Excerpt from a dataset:
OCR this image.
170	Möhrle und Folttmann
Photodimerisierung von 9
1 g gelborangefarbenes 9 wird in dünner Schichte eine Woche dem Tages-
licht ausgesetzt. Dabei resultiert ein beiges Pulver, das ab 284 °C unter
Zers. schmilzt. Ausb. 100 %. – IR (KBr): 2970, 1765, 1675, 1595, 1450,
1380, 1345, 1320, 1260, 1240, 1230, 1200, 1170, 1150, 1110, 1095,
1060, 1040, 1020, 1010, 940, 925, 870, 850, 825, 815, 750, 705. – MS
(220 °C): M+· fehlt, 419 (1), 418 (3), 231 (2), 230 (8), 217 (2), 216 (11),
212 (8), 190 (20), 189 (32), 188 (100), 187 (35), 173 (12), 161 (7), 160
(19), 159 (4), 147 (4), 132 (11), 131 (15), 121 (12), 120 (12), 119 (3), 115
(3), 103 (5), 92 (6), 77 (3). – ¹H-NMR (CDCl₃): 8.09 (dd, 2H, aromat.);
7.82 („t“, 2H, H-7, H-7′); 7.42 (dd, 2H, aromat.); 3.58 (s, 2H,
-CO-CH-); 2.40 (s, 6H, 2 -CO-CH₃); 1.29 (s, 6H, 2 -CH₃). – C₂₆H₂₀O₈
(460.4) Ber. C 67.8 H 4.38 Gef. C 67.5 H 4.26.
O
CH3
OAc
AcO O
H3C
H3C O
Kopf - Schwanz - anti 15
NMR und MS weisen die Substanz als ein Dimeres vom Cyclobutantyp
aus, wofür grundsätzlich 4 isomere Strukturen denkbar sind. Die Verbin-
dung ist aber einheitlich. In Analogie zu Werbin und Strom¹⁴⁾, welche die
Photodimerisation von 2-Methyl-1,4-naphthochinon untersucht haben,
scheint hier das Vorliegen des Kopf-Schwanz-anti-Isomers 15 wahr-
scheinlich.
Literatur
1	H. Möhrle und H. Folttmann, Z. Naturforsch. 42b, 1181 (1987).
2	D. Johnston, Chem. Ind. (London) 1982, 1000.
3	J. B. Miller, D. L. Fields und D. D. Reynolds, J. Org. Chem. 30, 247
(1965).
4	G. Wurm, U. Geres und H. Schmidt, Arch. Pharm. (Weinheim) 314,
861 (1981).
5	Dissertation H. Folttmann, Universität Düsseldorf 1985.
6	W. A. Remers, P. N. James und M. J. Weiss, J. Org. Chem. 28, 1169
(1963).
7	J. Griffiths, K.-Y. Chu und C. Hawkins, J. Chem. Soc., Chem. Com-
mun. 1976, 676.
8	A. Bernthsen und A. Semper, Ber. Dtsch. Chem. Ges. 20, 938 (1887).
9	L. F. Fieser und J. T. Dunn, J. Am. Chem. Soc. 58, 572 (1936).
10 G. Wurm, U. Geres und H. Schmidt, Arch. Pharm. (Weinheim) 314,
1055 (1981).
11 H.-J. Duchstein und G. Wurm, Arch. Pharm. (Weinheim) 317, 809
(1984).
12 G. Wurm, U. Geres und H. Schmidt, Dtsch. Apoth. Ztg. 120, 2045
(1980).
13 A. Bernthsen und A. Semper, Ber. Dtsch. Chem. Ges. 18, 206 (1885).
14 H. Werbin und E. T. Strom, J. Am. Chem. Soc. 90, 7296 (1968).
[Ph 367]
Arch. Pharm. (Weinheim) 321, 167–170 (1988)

• [Work to complete]: Which lines above contain the word "Schwanz"? Copy each of them.

• [Result for this task]:
Kopf - Schwanz - anti 15
scheint hier das Vorliegen des Kopf-Schwanz-anti-Isomers 15 wahr-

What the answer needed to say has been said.